WHAT IS EXPECTED: Check each line of the records below for the word "baked" and copy those where it appears.

PROVIDED MATERIAL:
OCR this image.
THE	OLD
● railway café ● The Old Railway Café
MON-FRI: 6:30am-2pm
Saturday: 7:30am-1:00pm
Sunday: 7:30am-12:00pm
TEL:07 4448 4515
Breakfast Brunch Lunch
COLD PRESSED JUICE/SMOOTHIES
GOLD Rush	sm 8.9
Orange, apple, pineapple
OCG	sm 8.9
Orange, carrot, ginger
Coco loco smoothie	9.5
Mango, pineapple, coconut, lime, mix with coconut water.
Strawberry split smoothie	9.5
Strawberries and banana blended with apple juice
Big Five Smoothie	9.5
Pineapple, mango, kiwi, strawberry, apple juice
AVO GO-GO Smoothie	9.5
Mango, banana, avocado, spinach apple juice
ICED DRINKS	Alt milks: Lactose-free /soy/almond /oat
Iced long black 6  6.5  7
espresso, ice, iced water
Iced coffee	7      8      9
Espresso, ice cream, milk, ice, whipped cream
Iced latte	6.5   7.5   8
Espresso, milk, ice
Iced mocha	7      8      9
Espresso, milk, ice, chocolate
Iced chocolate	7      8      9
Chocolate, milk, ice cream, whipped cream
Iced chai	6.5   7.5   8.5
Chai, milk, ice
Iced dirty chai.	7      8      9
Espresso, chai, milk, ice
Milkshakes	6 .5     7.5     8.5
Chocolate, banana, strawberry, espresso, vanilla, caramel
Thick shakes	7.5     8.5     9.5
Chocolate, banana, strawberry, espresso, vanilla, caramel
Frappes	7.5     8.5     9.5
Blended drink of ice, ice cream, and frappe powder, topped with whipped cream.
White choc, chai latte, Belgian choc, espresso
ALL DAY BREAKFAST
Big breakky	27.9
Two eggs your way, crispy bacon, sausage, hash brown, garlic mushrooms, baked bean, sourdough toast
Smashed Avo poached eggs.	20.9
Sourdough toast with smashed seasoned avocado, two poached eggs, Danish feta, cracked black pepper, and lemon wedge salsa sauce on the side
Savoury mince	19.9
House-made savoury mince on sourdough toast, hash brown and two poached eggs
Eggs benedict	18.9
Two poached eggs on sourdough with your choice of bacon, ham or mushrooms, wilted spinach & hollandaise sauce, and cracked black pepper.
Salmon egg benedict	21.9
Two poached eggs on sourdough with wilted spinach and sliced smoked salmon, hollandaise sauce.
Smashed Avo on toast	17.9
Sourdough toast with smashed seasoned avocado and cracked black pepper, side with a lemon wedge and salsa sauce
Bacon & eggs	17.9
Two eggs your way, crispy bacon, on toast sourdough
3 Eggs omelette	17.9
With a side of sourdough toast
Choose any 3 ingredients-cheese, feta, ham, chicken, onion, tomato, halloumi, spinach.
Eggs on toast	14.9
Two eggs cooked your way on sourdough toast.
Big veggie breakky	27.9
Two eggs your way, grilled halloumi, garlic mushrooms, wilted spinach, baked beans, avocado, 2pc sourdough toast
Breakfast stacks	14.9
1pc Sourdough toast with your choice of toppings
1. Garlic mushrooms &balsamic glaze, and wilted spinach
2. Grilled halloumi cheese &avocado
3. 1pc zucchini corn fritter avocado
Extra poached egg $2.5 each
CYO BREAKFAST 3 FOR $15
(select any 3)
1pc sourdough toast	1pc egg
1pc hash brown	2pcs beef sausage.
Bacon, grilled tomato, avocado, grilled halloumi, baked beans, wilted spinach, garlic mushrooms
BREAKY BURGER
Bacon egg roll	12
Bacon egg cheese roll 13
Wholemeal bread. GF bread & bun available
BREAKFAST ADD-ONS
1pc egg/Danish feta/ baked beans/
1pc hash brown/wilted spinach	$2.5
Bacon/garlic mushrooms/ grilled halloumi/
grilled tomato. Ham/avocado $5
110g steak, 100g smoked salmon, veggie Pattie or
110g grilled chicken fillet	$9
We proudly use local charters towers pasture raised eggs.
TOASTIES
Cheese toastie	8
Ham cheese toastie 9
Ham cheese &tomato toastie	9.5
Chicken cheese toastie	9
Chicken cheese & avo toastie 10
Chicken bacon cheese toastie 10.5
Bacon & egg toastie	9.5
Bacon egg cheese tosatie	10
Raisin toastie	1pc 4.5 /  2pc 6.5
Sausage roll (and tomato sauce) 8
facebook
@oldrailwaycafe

TASK ANSWER:
Two eggs your way, crispy bacon, sausage, hash brown, garlic mushrooms, baked bean, sourdough toast
Two eggs your way, grilled halloumi, garlic mushrooms, wilted spinach, baked beans, avocado, 2pc sourdough toast
Bacon, grilled tomato, avocado, grilled halloumi, baked beans, wilted spinach, garlic mushrooms
1pc egg/Danish feta/ baked beans/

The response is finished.